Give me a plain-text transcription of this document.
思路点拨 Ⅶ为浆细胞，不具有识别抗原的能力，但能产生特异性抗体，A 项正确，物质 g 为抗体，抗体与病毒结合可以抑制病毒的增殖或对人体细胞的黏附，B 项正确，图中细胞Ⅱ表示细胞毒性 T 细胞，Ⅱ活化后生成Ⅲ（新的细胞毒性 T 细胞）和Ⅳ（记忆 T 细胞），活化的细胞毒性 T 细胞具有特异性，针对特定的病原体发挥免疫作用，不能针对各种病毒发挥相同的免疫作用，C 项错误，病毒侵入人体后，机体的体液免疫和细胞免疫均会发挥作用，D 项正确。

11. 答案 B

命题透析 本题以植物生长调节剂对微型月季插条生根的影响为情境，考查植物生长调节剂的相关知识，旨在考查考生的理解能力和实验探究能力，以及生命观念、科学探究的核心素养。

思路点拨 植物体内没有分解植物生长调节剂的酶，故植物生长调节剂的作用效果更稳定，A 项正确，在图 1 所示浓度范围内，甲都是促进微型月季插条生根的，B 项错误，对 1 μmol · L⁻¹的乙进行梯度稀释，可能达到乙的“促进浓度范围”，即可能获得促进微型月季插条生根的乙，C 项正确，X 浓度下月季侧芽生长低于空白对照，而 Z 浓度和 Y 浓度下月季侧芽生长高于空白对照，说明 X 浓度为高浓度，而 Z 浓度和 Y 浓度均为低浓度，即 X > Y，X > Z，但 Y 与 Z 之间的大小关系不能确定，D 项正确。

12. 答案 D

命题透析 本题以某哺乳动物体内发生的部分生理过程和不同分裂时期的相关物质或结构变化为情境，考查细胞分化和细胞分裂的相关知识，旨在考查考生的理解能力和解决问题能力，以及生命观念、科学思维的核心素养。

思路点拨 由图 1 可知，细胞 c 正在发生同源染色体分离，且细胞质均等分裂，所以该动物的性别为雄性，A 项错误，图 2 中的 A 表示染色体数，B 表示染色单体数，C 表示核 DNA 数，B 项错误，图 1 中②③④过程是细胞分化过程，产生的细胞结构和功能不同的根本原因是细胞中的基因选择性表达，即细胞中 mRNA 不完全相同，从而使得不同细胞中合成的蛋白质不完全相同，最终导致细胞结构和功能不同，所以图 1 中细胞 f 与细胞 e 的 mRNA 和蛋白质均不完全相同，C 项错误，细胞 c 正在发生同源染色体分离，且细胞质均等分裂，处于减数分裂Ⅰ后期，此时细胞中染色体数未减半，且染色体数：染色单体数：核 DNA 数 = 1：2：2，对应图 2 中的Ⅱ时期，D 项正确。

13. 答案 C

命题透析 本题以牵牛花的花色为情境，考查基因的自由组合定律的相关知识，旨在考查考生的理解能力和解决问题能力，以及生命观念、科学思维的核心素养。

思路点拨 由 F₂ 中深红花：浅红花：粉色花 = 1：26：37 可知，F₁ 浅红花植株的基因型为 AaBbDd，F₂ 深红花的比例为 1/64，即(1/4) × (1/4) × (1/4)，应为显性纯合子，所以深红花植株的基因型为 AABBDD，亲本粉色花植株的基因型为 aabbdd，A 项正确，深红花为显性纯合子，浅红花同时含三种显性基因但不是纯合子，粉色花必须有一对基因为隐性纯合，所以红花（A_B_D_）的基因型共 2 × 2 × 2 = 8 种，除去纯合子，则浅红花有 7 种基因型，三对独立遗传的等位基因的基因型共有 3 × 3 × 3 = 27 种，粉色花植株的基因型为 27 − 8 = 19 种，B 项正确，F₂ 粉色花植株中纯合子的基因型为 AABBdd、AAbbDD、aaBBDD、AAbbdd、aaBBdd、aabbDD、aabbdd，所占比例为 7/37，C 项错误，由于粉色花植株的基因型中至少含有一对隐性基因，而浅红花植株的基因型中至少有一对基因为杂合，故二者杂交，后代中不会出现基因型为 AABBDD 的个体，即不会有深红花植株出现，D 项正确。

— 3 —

- - -

WHAT TO WORK ON -> Restate the whole listing exactly.

COMPLETED TASK ->
Give me a plain-text transcription of this document.
思路点拨 Ⅶ为浆细胞，不具有识别抗原的能力，但能产生特异性抗体，A 项正确，物质 g 为抗体，抗体与病毒结合可以抑制病毒的增殖或对人体细胞的黏附，B 项正确，图中细胞Ⅱ表示细胞毒性 T 细胞，Ⅱ活化后生成Ⅲ（新的细胞毒性 T 细胞）和Ⅳ（记忆 T 细胞），活化的细胞毒性 T 细胞具有特异性，针对特定的病原体发挥免疫作用，不能针对各种病毒发挥相同的免疫作用，C 项错误，病毒侵入人体后，机体的体液免疫和细胞免疫均会发挥作用，D 项正确。

11. 答案 B

命题透析 本题以植物生长调节剂对微型月季插条生根的影响为情境，考查植物生长调节剂的相关知识，旨在考查考生的理解能力和实验探究能力，以及生命观念、科学探究的核心素养。

思路点拨 植物体内没有分解植物生长调节剂的酶，故植物生长调节剂的作用效果更稳定，A 项正确，在图 1 所示浓度范围内，甲都是促进微型月季插条生根的，B 项错误，对 1 μmol · L⁻¹的乙进行梯度稀释，可能达到乙的“促进浓度范围”，即可能获得促进微型月季插条生根的乙，C 项正确，X 浓度下月季侧芽生长低于空白对照，而 Z 浓度和 Y 浓度下月季侧芽生长高于空白对照，说明 X 浓度为高浓度，而 Z 浓度和 Y 浓度均为低浓度，即 X > Y，X > Z，但 Y 与 Z 之间的大小关系不能确定，D 项正确。

12. 答案 D

命题透析 本题以某哺乳动物体内发生的部分生理过程和不同分裂时期的相关物质或结构变化为情境，考查细胞分化和细胞分裂的相关知识，旨在考查考生的理解能力和解决问题能力，以及生命观念、科学思维的核心素养。

思路点拨 由图 1 可知，细胞 c 正在发生同源染色体分离，且细胞质均等分裂，所以该动物的性别为雄性，A 项错误，图 2 中的 A 表示染色体数，B 表示染色单体数，C 表示核 DNA 数，B 项错误，图 1 中②③④过程是细胞分化过程，产生的细胞结构和功能不同的根本原因是细胞中的基因选择性表达，即细胞中 mRNA 不完全相同，从而使得不同细胞中合成的蛋白质不完全相同，最终导致细胞结构和功能不同，所以图 1 中细胞 f 与细胞 e 的 mRNA 和蛋白质均不完全相同，C 项错误，细胞 c 正在发生同源染色体分离，且细胞质均等分裂，处于减数分裂Ⅰ后期，此时细胞中染色体数未减半，且染色体数：染色单体数：核 DNA 数 = 1：2：2，对应图 2 中的Ⅱ时期，D 项正确。

13. 答案 C

命题透析 本题以牵牛花的花色为情境，考查基因的自由组合定律的相关知识，旨在考查考生的理解能力和解决问题能力，以及生命观念、科学思维的核心素养。

思路点拨 由 F₂ 中深红花：浅红花：粉色花 = 1：26：37 可知，F₁ 浅红花植株的基因型为 AaBbDd，F₂ 深红花的比例为 1/64，即(1/4) × (1/4) × (1/4)，应为显性纯合子，所以深红花植株的基因型为 AABBDD，亲本粉色花植株的基因型为 aabbdd，A 项正确，深红花为显性纯合子，浅红花同时含三种显性基因但不是纯合子，粉色花必须有一对基因为隐性纯合，所以红花（A_B_D_）的基因型共 2 × 2 × 2 = 8 种，除去纯合子，则浅红花有 7 种基因型，三对独立遗传的等位基因的基因型共有 3 × 3 × 3 = 27 种，粉色花植株的基因型为 27 − 8 = 19 种，B 项正确，F₂ 粉色花植株中纯合子的基因型为 AABBdd、AAbbDD、aaBBDD、AAbbdd、aaBBdd、aabbDD、aabbdd，所占比例为 7/37，C 项错误，由于粉色花植株的基因型中至少含有一对隐性基因，而浅红花植株的基因型中至少有一对基因为杂合，故二者杂交，后代中不会出现基因型为 AABBDD 的个体，即不会有深红花植株出现，D 项正确。

— 3 —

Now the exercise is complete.